● **PROBLEM DETAILS**
Which lines hold the word "таблице"? Show each of them.
##############################
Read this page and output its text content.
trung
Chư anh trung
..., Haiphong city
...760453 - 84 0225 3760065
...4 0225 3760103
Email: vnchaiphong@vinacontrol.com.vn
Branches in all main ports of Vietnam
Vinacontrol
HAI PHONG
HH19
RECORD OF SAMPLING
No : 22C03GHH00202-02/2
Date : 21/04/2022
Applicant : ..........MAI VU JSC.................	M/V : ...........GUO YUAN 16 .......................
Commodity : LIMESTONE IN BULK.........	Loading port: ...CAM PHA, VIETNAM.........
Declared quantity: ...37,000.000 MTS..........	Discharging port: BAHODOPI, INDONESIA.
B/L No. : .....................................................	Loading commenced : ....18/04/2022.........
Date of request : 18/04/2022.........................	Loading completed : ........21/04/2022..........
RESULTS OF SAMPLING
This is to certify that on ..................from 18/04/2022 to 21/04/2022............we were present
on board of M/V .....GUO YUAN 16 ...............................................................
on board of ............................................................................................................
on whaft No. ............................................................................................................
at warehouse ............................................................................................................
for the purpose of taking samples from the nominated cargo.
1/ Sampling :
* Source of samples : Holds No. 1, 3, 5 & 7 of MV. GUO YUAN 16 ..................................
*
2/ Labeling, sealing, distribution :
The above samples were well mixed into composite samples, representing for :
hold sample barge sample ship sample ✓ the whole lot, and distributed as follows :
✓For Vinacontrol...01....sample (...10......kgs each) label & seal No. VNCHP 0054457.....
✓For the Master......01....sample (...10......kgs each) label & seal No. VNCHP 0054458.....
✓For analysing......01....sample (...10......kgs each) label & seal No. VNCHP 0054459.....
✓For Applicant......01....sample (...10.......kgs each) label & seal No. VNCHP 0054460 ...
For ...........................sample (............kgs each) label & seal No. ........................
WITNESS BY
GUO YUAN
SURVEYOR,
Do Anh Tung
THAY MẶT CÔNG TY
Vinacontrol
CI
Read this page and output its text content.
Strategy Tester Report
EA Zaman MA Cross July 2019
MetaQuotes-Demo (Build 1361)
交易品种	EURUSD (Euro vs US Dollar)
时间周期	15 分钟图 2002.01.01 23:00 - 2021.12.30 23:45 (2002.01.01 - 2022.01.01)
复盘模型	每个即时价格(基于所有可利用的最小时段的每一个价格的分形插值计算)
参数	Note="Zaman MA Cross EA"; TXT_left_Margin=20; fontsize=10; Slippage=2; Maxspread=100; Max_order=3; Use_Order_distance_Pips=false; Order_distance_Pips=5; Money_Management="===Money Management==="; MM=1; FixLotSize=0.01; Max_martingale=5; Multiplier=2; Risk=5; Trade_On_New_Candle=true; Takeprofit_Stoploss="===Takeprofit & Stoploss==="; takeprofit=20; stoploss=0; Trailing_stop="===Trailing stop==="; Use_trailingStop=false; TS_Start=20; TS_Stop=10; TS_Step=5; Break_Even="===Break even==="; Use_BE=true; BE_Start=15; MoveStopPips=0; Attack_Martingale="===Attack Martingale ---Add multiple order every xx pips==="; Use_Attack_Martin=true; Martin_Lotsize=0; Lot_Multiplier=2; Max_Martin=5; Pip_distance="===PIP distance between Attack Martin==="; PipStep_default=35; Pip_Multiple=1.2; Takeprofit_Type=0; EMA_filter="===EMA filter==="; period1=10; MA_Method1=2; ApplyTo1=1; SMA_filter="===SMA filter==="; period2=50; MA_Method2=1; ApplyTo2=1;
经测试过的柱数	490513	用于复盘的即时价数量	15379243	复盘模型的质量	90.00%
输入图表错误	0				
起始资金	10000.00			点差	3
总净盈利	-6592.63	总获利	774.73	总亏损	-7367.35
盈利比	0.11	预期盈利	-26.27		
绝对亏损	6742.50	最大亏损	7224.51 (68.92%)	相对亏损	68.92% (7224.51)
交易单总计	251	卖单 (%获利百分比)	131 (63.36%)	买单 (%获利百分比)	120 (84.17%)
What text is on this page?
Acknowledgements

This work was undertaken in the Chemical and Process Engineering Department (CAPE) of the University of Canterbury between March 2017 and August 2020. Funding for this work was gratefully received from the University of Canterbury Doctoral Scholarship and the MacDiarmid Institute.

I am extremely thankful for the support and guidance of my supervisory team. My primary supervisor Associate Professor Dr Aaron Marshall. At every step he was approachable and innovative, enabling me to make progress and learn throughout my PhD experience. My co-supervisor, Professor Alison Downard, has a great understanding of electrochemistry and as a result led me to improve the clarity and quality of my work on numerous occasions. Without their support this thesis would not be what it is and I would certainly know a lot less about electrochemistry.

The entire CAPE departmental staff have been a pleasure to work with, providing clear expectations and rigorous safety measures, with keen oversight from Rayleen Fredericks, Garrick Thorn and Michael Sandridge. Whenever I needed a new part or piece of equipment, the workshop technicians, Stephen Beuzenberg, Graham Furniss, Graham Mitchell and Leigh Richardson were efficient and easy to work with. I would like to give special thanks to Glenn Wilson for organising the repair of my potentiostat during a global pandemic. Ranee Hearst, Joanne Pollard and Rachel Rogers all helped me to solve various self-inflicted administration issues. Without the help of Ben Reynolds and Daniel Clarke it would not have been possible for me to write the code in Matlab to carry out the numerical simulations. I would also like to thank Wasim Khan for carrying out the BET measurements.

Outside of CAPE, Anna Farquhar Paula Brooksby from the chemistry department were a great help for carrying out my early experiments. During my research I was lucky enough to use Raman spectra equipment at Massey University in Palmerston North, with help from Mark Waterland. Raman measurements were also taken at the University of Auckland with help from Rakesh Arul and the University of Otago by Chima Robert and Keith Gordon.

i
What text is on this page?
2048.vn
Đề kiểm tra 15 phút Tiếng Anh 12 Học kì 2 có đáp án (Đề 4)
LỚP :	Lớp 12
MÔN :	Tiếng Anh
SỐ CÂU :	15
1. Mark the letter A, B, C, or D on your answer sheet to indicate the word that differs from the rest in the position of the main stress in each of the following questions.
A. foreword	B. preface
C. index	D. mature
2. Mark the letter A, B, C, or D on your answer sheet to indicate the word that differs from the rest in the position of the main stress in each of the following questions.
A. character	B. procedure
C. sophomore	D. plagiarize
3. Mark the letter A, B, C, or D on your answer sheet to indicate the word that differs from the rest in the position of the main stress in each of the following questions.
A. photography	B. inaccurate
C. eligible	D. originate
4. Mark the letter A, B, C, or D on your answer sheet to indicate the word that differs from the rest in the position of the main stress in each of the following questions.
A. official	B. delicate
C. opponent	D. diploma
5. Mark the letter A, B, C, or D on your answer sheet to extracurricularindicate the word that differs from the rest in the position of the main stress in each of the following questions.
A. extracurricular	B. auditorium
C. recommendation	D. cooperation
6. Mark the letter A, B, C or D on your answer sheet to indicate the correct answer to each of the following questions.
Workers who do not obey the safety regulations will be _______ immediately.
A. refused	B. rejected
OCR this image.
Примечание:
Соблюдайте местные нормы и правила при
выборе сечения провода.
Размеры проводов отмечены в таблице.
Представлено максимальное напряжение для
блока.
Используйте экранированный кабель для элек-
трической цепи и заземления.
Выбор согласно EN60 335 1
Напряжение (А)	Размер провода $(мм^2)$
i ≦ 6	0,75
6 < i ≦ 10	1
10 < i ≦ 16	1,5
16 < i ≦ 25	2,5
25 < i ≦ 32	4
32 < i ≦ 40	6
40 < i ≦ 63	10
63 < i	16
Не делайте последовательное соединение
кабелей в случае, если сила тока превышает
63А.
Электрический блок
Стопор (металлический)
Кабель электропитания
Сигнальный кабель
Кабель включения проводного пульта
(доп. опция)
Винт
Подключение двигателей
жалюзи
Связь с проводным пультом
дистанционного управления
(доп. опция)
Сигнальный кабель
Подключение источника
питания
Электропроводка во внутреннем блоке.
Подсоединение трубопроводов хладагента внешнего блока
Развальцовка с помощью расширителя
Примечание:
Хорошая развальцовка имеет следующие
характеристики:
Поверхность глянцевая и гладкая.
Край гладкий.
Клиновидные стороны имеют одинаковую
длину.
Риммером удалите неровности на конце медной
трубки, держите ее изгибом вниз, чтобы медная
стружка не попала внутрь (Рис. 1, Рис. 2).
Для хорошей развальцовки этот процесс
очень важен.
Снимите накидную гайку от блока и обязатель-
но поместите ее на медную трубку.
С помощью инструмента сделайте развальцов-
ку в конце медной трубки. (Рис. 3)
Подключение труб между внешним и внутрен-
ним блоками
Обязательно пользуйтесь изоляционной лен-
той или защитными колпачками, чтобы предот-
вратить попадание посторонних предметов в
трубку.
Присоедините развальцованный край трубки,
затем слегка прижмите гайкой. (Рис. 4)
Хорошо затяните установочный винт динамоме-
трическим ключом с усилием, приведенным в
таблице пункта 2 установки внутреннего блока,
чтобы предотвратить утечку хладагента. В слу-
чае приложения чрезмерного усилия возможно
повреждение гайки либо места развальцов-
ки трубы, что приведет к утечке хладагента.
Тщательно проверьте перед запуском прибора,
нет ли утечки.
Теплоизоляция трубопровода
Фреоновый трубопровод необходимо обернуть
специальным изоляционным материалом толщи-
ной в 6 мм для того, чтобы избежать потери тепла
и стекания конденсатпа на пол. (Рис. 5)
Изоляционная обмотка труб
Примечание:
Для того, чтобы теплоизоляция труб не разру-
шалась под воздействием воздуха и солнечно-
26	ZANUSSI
##############################
● **WRITTEN ANSWER**
Размеры проводов отмечены в таблице.
таблице пункта 2 установки внутреннего блока,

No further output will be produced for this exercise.